— Begin —

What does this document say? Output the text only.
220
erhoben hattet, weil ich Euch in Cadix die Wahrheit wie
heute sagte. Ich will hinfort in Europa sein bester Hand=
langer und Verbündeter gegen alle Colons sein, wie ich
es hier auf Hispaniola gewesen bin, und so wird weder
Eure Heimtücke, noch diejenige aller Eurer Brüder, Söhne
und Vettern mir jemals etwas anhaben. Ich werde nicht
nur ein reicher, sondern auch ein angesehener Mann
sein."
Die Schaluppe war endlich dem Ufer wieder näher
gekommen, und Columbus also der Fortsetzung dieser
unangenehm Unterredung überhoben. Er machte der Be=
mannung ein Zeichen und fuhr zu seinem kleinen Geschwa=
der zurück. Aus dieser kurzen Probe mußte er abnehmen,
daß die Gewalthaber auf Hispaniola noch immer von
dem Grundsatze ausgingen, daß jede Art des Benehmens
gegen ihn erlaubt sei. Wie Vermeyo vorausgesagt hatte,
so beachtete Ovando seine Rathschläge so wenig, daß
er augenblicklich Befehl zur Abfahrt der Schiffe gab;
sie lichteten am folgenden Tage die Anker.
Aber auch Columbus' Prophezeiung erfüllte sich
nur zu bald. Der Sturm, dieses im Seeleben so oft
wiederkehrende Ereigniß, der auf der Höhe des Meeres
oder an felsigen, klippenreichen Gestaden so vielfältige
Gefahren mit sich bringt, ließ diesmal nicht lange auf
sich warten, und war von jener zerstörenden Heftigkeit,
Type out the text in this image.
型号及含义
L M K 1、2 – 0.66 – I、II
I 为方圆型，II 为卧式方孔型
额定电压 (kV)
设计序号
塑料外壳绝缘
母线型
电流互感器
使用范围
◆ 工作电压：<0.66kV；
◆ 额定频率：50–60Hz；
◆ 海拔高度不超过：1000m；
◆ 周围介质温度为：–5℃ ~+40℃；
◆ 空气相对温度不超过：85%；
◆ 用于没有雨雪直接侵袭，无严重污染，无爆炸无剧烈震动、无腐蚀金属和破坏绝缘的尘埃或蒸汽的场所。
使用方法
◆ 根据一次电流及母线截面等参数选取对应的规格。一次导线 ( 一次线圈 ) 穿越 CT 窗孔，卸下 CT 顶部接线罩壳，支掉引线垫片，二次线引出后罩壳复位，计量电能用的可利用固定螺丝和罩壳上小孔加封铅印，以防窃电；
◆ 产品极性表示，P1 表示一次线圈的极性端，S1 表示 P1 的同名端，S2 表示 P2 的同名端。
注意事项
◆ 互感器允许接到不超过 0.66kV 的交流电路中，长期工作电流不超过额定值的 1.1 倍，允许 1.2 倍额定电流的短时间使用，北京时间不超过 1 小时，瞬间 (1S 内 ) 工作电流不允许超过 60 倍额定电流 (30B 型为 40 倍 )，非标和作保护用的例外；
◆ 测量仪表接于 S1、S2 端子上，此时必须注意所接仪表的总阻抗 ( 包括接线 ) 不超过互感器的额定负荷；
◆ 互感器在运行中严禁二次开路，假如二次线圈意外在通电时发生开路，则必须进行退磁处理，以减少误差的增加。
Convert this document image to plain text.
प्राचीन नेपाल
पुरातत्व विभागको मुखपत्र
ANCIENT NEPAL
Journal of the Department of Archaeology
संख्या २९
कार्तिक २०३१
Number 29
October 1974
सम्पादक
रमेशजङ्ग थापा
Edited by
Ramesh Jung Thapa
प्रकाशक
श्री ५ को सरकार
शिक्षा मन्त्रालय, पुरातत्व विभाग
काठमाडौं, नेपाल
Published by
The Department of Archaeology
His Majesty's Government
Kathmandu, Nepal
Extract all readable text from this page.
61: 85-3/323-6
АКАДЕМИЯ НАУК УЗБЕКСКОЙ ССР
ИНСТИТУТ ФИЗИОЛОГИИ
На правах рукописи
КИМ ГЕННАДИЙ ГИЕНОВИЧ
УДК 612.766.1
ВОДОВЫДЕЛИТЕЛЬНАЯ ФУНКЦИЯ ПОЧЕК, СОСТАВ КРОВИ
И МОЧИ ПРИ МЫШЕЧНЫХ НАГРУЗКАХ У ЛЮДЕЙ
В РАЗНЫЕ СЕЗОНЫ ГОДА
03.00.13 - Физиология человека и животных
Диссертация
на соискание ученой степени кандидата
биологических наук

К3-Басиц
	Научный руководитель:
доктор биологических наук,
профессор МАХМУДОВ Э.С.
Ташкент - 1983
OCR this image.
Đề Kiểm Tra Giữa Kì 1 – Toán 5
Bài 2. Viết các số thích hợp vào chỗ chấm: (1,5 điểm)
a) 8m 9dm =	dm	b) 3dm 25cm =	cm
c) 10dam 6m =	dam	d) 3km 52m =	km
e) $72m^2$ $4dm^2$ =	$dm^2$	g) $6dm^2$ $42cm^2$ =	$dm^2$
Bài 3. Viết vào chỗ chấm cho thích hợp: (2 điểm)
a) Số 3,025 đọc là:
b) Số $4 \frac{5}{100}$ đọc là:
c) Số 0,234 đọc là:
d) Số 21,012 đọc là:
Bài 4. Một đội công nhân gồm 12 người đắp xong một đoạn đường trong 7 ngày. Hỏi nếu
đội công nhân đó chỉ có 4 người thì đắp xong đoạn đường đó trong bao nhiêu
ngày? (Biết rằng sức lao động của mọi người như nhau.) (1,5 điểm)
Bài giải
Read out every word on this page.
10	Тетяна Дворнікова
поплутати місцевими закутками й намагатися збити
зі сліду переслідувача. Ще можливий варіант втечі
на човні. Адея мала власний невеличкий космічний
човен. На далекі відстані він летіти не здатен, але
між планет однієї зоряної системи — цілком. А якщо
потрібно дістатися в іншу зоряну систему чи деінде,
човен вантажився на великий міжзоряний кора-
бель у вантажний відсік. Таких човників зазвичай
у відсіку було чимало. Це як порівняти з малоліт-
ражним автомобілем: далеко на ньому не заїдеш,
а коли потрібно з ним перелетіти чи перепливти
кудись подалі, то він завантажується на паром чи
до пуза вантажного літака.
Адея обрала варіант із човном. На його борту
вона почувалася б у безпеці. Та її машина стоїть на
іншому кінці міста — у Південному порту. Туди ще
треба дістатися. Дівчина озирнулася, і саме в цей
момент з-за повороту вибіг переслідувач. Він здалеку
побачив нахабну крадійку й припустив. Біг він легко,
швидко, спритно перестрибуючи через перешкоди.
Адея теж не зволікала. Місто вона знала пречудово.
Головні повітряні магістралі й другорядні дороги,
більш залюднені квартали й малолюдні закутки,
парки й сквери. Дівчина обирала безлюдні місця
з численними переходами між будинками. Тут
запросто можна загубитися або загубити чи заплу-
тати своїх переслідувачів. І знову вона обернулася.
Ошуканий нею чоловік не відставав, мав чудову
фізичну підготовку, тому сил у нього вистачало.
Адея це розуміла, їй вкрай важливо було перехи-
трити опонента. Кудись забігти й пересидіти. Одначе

— End —

▶ [What is asked]
Reproduce each line of the entries in which the word "gegen" is found.

▶ [Result of this exercise]
langer und Verbündeter gegen alle Colons sein, wie ich
gegen ihn erlaubt sei. Wie Vermeyo vorausgesagt hatte,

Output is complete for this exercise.